◆ DATASET EXTRACT:
----
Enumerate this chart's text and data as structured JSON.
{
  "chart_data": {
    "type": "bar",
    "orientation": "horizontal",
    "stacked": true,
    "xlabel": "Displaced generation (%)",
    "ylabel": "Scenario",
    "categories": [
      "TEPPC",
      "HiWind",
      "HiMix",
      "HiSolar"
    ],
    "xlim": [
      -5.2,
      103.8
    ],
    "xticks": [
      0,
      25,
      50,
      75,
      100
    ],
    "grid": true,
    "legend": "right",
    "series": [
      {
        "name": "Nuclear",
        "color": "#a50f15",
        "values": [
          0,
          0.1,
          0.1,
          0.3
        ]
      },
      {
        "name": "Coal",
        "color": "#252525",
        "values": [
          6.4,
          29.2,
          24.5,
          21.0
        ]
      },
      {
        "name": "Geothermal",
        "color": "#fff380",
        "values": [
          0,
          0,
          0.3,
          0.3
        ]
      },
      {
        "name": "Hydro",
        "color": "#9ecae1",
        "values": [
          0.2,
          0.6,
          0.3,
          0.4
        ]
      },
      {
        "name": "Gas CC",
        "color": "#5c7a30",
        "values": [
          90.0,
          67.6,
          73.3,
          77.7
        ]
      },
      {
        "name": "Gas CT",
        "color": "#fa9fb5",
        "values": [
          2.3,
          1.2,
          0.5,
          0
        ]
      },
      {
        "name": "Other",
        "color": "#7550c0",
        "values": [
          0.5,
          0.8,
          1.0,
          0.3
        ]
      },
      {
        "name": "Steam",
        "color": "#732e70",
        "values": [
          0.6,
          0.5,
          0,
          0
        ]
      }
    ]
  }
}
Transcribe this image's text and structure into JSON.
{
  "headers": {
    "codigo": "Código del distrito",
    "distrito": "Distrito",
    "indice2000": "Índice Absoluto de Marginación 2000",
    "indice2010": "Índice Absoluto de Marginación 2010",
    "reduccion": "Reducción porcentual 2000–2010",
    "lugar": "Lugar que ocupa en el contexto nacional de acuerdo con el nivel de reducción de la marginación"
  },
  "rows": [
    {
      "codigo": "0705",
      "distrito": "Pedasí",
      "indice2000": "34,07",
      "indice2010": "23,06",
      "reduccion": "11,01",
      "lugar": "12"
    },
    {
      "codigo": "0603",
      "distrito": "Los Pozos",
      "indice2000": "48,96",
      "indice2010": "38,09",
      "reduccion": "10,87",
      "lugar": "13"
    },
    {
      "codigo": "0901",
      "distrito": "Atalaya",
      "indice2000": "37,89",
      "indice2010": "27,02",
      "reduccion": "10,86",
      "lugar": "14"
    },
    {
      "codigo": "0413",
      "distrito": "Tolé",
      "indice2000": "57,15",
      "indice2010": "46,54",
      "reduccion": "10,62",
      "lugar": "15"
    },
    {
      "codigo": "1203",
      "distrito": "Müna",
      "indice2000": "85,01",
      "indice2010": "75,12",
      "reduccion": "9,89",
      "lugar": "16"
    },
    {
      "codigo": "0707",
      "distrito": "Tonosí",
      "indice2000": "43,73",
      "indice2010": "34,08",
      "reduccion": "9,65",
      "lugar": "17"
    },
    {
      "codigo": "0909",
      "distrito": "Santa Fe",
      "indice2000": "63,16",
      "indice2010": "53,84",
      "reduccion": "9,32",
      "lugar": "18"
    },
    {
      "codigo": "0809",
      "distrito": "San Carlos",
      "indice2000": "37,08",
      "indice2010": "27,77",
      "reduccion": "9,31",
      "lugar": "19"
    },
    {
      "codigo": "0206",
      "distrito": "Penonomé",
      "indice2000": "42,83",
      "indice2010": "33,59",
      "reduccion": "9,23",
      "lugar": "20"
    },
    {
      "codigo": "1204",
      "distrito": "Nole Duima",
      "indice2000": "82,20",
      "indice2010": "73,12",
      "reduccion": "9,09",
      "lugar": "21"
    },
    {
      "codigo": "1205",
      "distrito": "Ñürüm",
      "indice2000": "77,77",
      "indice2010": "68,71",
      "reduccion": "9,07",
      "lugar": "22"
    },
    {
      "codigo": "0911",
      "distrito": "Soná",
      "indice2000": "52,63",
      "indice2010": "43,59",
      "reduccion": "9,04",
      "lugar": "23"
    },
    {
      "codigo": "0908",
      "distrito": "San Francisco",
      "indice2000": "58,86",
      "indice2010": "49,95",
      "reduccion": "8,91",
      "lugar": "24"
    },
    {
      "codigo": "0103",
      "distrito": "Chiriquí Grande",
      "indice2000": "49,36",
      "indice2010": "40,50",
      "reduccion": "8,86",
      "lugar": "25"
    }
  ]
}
----
◆ YOUR TASK: Collect the lines that hold "name".

◆ RESULT:
        "name": "Nuclear",
        "name": "Coal",
        "name": "Geothermal",
        "name": "Hydro",
        "name": "Gas CC",
        "name": "Gas CT",
        "name": "Other",
        "name": "Steam",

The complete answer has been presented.